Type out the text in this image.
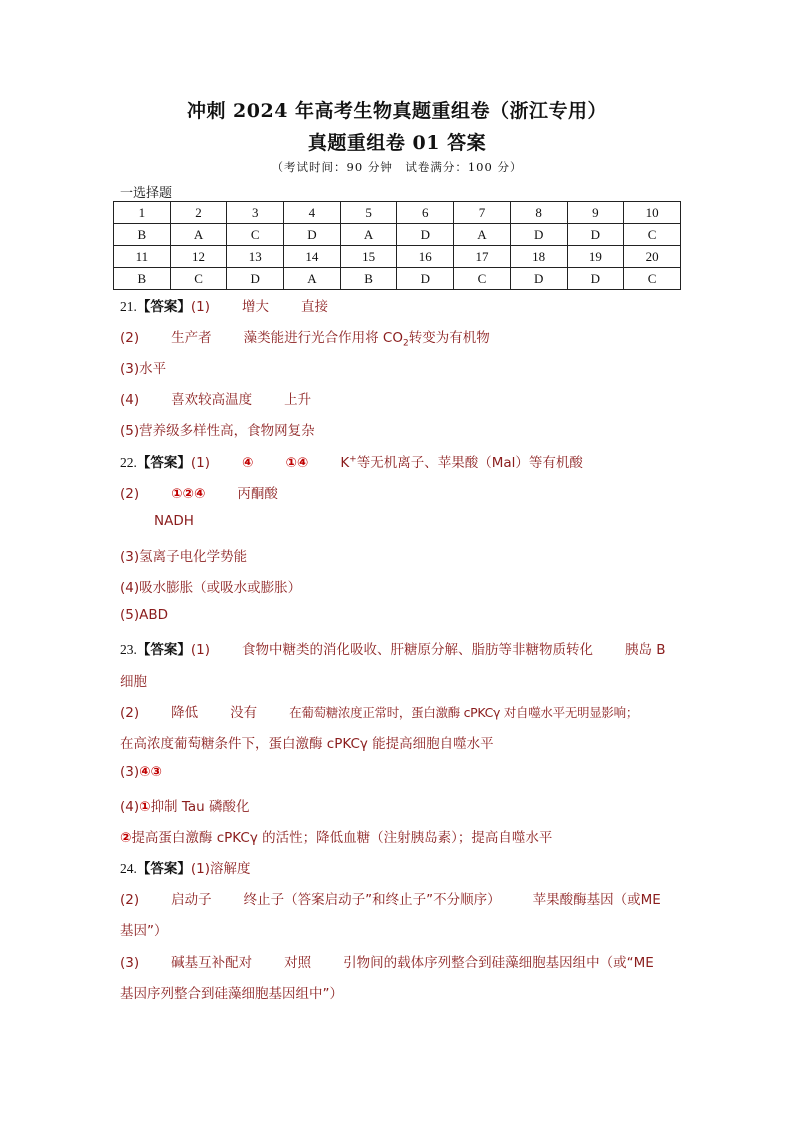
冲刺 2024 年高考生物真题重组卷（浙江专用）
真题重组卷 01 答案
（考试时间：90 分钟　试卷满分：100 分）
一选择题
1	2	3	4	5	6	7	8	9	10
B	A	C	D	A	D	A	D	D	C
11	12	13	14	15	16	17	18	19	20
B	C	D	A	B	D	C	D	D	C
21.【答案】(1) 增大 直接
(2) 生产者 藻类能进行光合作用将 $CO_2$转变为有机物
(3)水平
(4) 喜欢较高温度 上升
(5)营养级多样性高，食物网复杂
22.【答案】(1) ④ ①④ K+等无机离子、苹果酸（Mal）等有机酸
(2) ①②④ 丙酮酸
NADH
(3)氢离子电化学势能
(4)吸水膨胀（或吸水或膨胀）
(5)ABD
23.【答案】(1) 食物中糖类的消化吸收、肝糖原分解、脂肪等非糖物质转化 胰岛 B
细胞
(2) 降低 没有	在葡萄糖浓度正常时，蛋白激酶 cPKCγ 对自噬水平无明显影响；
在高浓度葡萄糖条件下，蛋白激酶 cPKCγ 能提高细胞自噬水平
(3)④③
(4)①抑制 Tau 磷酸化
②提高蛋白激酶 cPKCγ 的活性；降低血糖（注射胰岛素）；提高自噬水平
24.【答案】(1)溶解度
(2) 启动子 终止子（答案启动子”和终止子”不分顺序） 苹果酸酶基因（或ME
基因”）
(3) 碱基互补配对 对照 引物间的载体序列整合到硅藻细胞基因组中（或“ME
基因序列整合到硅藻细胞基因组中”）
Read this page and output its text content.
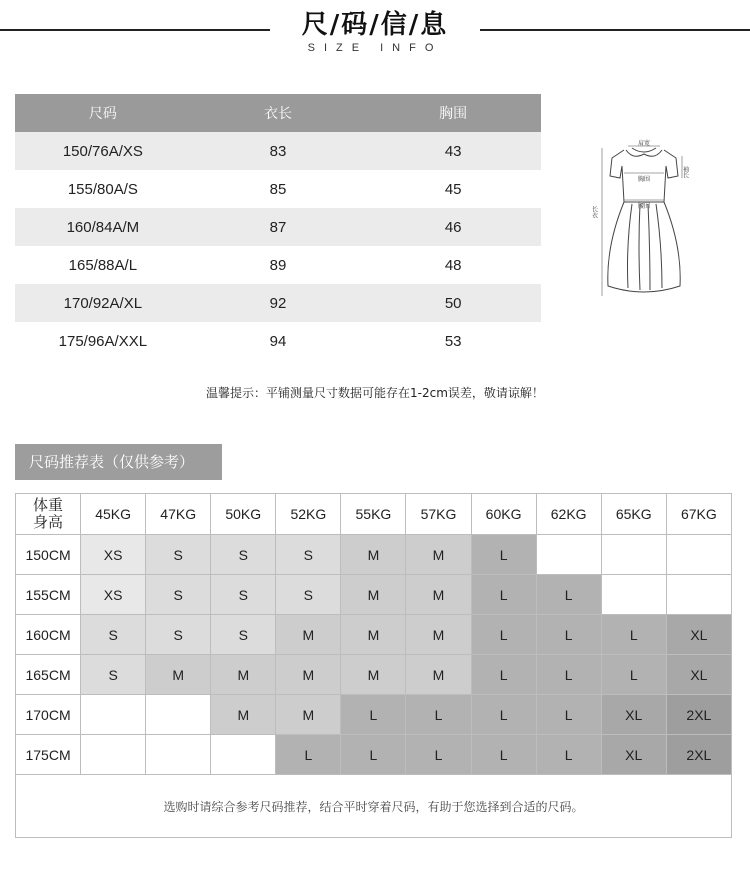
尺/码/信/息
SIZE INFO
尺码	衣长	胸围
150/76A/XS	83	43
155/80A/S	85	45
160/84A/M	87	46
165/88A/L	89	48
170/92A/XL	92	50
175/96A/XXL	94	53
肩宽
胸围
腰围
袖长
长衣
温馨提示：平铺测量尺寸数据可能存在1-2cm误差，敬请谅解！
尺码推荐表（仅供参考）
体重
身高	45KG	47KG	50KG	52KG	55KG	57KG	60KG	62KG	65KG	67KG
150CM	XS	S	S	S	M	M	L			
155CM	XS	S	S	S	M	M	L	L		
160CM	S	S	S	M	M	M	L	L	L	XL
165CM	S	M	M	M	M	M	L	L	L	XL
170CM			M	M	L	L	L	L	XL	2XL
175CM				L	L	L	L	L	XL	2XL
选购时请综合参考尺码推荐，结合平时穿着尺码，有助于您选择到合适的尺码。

Goal:
Your task is to transcribe all of the records precisely, with no images included.

Full output:
Type out the text in this image.
冲刺 2024 年高考生物真题重组卷（浙江专用）
真题重组卷 01 答案
（考试时间：90 分钟　试卷满分：100 分）
一选择题
1	2	3	4	5	6	7	8	9	10
B	A	C	D	A	D	A	D	D	C
11	12	13	14	15	16	17	18	19	20
B	C	D	A	B	D	C	D	D	C
21.【答案】(1) 增大 直接
(2) 生产者 藻类能进行光合作用将 $CO_2$转变为有机物
(3)水平
(4) 喜欢较高温度 上升
(5)营养级多样性高，食物网复杂
22.【答案】(1) ④ ①④ K+等无机离子、苹果酸（Mal）等有机酸
(2) ①②④ 丙酮酸
NADH
(3)氢离子电化学势能
(4)吸水膨胀（或吸水或膨胀）
(5)ABD
23.【答案】(1) 食物中糖类的消化吸收、肝糖原分解、脂肪等非糖物质转化 胰岛 B
细胞
(2) 降低 没有	在葡萄糖浓度正常时，蛋白激酶 cPKCγ 对自噬水平无明显影响；
在高浓度葡萄糖条件下，蛋白激酶 cPKCγ 能提高细胞自噬水平
(3)④③
(4)①抑制 Tau 磷酸化
②提高蛋白激酶 cPKCγ 的活性；降低血糖（注射胰岛素）；提高自噬水平
24.【答案】(1)溶解度
(2) 启动子 终止子（答案启动子”和终止子”不分顺序） 苹果酸酶基因（或ME
基因”）
(3) 碱基互补配对 对照 引物间的载体序列整合到硅藻细胞基因组中（或“ME
基因序列整合到硅藻细胞基因组中”）
Read this page and output its text content.
尺/码/信/息
SIZE INFO
尺码	衣长	胸围
150/76A/XS	83	43
155/80A/S	85	45
160/84A/M	87	46
165/88A/L	89	48
170/92A/XL	92	50
175/96A/XXL	94	53
肩宽
胸围
腰围
袖长
长衣
温馨提示：平铺测量尺寸数据可能存在1-2cm误差，敬请谅解！
尺码推荐表（仅供参考）
体重
身高	45KG	47KG	50KG	52KG	55KG	57KG	60KG	62KG	65KG	67KG
150CM	XS	S	S	S	M	M	L			
155CM	XS	S	S	S	M	M	L	L		
160CM	S	S	S	M	M	M	L	L	L	XL
165CM	S	M	M	M	M	M	L	L	L	XL
170CM			M	M	L	L	L	L	XL	2XL
175CM				L	L	L	L	L	XL	2XL
选购时请综合参考尺码推荐，结合平时穿着尺码，有助于您选择到合适的尺码。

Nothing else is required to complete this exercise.